O grave cenário da rescisão unilateral de contratos de plano de saúde no Brasil

 
Natália Soriani* 
 
Os beneficiários de planos de saúde no Brasil são surpreendidos cotidianamente com más notícias pelas empresas que operam no setor. Nos últimos dias, milhares de clientes da Qualicorp tiveram o dissabor de receberem notificações da rescisão unilateral de seus contratos com a Amil. O comunicado, enviado por e-mail e também disponível no aplicativo, informa que os contratos com a operadora seriam encerrados unilateralmente em 30 dias, passando a não ter mais cobertura do plano a partir de 1°de junho de 2024. Muitos usuários estão desesperados, pois estão em tratamento, como câncer, autismo, entre outros.
 
No cenário apresentado, a Qualicorp e outras operadoras de plano de saúde procederam com a rescisão unilateral dos contratos de seus beneficiários, comunicando-os com 30 dias de antecedência. A justificativa é prejuízo acumulado e insuficiência de reajustes.
 
Apesar de, à primeira vista, parecer estar em conformidade com as normas regulatórias, que preveem a possibilidade de rescisão unilateral com a devida notificação, há especificidades que devem ser consideradas.

[Entradas do conjunto de dados de layout]
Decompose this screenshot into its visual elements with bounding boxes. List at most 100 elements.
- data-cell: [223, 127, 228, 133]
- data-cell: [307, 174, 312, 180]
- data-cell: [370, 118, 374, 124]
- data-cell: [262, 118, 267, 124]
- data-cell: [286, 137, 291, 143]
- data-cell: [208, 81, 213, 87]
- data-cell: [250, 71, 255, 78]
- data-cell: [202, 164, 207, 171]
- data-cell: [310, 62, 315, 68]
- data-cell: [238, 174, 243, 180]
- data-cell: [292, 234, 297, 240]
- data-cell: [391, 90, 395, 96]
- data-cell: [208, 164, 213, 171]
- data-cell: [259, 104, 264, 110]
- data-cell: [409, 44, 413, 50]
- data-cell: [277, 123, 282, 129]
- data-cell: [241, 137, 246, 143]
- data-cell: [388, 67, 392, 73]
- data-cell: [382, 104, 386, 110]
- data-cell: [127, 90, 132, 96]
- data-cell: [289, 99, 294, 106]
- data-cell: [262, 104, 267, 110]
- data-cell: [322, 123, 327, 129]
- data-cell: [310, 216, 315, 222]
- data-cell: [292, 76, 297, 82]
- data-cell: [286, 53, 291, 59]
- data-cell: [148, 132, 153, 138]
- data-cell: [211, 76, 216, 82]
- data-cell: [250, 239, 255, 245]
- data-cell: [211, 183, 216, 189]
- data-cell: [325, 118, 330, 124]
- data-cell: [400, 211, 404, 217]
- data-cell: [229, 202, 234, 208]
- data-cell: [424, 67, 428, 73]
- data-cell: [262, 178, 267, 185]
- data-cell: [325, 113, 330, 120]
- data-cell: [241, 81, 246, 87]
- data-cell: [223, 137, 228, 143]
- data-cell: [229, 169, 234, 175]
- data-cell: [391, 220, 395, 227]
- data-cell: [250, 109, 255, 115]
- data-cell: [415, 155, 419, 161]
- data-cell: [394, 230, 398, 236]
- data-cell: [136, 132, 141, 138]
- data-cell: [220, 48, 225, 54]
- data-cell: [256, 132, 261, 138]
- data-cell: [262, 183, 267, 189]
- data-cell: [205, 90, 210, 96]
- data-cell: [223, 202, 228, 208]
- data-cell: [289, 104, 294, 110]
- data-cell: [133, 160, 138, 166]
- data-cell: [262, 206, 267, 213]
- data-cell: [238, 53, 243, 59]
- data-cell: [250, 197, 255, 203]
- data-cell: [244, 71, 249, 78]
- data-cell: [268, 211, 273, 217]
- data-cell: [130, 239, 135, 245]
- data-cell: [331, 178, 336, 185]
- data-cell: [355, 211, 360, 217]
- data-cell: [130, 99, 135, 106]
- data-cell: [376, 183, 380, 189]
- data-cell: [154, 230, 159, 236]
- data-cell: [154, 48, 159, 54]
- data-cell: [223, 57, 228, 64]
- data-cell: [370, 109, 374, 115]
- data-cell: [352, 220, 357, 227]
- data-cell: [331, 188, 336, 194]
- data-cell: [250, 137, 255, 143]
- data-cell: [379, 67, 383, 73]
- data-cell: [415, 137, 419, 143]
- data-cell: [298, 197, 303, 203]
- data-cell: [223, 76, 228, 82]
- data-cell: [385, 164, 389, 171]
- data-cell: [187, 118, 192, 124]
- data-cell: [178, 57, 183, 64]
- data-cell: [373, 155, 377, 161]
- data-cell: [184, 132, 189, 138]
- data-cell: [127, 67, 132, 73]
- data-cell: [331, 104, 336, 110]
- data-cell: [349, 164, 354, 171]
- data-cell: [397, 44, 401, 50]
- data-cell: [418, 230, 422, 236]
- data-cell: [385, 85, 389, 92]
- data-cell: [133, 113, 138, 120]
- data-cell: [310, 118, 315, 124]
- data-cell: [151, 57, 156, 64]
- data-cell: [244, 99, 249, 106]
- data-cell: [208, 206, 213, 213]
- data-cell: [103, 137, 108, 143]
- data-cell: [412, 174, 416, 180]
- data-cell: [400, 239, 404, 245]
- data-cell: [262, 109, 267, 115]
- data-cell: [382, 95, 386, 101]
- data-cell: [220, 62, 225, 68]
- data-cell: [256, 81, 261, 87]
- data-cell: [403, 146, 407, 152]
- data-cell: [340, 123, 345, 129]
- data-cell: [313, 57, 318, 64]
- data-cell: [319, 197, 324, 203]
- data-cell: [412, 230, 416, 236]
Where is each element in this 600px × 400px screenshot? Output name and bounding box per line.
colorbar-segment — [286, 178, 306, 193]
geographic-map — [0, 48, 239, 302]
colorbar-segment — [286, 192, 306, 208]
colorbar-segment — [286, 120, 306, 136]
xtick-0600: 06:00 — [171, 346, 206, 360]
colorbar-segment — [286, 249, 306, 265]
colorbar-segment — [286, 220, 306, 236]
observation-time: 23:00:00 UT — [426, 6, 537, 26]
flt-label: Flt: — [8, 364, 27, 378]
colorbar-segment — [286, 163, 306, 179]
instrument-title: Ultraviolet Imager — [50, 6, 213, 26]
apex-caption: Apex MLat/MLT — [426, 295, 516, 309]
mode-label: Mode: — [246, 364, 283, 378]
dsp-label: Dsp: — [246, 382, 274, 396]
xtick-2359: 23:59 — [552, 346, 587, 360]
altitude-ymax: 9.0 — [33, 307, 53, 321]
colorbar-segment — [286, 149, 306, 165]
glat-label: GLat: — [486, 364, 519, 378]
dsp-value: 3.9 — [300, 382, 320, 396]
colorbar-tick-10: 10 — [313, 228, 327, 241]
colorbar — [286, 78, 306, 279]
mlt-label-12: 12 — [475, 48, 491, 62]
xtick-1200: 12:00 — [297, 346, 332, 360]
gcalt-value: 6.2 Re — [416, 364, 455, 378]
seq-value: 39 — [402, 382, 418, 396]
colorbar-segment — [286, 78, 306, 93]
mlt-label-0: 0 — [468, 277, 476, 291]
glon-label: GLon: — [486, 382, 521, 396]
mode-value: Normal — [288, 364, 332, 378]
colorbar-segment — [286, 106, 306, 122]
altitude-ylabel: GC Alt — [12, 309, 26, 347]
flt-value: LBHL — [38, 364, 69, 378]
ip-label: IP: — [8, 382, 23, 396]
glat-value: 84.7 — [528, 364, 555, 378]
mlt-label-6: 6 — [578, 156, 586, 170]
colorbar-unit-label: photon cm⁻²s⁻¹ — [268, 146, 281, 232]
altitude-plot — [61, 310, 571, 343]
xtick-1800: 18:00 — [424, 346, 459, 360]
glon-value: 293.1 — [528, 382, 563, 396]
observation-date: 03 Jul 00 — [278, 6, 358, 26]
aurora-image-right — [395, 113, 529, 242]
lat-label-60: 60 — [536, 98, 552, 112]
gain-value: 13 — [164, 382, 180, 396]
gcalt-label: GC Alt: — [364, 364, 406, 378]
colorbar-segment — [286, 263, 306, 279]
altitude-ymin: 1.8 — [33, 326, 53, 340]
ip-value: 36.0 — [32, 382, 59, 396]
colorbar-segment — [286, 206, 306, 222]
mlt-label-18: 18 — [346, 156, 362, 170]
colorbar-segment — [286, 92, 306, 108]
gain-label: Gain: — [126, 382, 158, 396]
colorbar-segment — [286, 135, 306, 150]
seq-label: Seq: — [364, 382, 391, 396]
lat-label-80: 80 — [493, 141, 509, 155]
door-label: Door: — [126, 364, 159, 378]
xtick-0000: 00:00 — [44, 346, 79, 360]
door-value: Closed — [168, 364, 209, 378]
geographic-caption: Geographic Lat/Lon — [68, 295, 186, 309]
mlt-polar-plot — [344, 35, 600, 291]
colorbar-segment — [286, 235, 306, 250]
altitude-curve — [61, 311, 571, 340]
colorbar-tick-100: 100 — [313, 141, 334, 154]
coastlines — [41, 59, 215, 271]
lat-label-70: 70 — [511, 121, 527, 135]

## Lista de tarefas
**A.** Copie do texto sobre a rescisão de planos de saúde o trecho que começa em "Apesar de, à" e segue até "devem ser consideradas.".
**B.** Segundo o texto sobre a rescisão de planos de saúde, por que muitos usuários estão desesperados com a notícia do fim dos contratos? Responda em até três frases.
**C.** No texto sobre a rescisão de planos de saúde, a partir de que data os clientes deixariam de ter cobertura do plano?

## Exercício resolvido
**A.**
Apesar de, à primeira vista, parecer estar em conformidade com as normas regulatórias, que preveem a possibilidade de rescisão unilateral com a devida notificação, há especificidades que devem ser consideradas.

**B.** Muitos usuários estão desesperados porque estão em tratamento, como de câncer, de autismo, entre outros. Com o fim dos contratos, eles perderiam a cobertura do plano.

**C.** A partir de 1º de junho de 2024.